● **Problems to solve**:
1/ Duplicate part of the desktop choices post, beginning at the words "You are probably" and stopping after "time saving money.".
2/ Answer these questions about the desktop choices post:
(a) What date is given for the post titled "Desktop choices"?
(b) Which alternative does the writer say they'd like to examine this week?
(c) According to the post, what two things did server virtualization let sites use less of?

● **Passage shown**:
|---|

So, the question I’d like to pose is this: would anyone be interested in subscribing (or contributing articles) to a new monthly journal that would be similar in nature to CICS or any of the other Update journals? If you want to get in contact with me directly, my e-mail is I look forward to hearing from you.

Monday, 1 September 2008

Desktop choices

Now I like to think of myself as a mainframer – someone who appreciates all that mainframes have to offer in the world of computing. However, like everyone else who works with mainframes, I also use PCs. Now in the past, I have tried to persuade readers of this blog that there are far more choices than just Windows and Office on their PCs. In fact, I have suggested Macs as alternatives sometimes, and I have definitely extolled the virtues of Linux. This week, I’d like to examine a slightly different alternative – desktop virtualization.

You are probably all aware of the success of server virtualization as a way of letting the IT department gain control of its servers again. Rather than having hundreds (and at some sites that was exactly the position!) of boxes all doing a bit of important work, but nobody being quite sure of how much work that actually was, virtualization has allowed sites to make full use of each server, and know exactly what percentage of the server’s capacity each virtual server was using. This allowed sites to use less space and less electricity, and claim to be leaner and greener while at the same time saving money.

|---|

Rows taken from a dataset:

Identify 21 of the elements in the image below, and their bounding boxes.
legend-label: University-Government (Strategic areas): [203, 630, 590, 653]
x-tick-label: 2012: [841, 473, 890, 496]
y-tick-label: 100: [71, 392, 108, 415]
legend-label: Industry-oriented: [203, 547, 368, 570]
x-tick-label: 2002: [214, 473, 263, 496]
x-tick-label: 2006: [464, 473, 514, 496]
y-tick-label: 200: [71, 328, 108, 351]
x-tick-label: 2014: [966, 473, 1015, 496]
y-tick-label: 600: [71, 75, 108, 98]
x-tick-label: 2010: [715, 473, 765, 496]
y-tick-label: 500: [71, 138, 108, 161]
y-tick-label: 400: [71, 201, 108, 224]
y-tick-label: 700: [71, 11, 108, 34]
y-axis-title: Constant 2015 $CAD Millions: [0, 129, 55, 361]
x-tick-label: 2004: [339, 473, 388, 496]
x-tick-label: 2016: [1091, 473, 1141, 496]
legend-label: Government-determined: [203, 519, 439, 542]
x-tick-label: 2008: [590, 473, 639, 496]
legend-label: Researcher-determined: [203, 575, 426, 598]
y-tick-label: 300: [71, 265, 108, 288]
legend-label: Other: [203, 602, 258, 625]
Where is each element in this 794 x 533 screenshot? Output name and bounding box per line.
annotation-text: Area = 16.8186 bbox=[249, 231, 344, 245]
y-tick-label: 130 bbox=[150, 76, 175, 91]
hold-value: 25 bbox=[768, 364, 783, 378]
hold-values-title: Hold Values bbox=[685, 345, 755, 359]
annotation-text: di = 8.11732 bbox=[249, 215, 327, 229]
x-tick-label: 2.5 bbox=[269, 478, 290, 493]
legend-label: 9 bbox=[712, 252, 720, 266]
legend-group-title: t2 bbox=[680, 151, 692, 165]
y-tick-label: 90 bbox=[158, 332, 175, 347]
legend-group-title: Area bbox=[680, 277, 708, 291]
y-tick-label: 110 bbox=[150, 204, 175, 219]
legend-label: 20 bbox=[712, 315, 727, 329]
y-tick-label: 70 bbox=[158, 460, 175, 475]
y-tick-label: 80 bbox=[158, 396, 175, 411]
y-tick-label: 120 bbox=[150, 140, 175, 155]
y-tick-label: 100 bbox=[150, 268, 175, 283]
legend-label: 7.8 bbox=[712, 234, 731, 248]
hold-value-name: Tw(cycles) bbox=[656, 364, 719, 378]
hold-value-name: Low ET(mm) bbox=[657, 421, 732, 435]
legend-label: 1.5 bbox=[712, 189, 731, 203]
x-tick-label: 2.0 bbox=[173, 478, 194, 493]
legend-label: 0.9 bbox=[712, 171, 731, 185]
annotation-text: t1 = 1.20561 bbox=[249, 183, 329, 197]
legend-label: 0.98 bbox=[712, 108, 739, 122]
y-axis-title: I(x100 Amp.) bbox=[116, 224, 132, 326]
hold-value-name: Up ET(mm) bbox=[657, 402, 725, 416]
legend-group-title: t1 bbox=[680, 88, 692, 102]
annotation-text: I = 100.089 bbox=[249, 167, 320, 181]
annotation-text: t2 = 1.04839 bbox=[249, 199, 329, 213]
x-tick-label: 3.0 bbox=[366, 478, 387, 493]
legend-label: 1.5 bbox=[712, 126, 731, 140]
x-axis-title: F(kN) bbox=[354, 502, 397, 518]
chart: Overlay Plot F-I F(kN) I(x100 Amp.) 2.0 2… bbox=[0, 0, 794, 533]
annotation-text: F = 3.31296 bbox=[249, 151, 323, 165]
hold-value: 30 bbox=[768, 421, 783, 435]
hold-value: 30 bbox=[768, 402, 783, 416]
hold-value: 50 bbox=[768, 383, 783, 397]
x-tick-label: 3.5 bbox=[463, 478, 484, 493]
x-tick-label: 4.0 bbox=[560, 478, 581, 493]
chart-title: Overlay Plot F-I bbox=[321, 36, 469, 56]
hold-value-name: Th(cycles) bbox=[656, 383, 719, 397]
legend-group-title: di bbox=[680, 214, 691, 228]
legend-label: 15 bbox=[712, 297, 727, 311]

|---|

● **Answers to the tasks**:
1/
You are probably all aware of the success of server virtualization as a way of letting the IT department gain control of its servers again. Rather than having hundreds (and at some sites that was exactly the position!) of boxes all doing a bit of important work, but nobody being quite sure of how much work that actually was, virtualization has allowed sites to make full use of each server, and know exactly what percentage of the server’s capacity each virtual server was using. This allowed sites to use less space and less electricity, and claim to be leaner and greener while at the same time saving money.

2/
(a) Monday, 1 September 2008
(b) Desktop virtualization
(c) Space and electricity